Pick out the lines below with "также" and list them.

Rows from a dataset:
######

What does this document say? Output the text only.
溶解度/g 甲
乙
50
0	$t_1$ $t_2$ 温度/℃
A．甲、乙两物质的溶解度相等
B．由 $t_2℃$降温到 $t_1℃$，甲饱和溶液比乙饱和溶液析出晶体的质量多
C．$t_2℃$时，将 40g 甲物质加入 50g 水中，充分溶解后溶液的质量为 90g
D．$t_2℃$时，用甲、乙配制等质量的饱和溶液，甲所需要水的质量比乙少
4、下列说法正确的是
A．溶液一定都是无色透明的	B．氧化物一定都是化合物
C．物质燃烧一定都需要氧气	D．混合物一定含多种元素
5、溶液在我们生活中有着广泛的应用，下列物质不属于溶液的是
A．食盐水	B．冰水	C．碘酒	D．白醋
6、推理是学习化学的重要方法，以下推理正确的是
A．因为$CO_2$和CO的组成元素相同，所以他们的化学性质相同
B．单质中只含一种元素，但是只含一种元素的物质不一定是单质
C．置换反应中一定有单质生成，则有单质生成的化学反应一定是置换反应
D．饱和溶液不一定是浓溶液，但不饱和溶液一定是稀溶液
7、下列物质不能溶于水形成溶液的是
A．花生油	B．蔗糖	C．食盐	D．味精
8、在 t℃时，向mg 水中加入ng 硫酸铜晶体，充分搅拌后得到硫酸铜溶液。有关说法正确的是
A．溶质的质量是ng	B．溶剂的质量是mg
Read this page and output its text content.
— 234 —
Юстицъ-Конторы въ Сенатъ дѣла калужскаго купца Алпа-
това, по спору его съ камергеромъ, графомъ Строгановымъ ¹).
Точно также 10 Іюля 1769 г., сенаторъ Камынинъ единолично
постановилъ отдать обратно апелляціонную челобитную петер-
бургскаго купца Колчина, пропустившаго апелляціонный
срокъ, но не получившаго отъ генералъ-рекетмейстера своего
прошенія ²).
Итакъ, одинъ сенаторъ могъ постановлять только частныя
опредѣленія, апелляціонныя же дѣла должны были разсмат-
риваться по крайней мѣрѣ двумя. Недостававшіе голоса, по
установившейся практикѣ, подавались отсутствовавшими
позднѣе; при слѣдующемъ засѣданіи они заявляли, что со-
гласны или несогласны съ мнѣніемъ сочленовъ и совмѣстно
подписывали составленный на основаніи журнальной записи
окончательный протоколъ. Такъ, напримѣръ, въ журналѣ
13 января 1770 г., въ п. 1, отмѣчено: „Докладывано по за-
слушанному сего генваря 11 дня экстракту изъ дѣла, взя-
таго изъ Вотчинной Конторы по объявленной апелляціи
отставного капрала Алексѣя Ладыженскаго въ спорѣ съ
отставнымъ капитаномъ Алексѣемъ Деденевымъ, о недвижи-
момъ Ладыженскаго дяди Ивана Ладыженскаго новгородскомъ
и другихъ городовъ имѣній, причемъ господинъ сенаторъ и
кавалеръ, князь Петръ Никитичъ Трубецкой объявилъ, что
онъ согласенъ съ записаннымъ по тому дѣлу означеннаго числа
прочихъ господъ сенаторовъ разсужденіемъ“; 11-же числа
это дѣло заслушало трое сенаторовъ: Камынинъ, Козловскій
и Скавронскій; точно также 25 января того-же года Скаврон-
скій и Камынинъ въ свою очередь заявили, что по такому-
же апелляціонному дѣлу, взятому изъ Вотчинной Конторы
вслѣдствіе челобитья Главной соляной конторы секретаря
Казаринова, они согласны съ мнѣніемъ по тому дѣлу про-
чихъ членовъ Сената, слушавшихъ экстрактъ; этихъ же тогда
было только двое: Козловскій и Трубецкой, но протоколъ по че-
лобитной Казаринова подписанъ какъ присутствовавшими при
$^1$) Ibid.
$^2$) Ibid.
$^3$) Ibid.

######

→ **Written solution**:
Точно также 10 Іюля 1769 г., сенаторъ Камынинъ единолично
и Скавронскій; точно также 25 января того-же года Скаврон-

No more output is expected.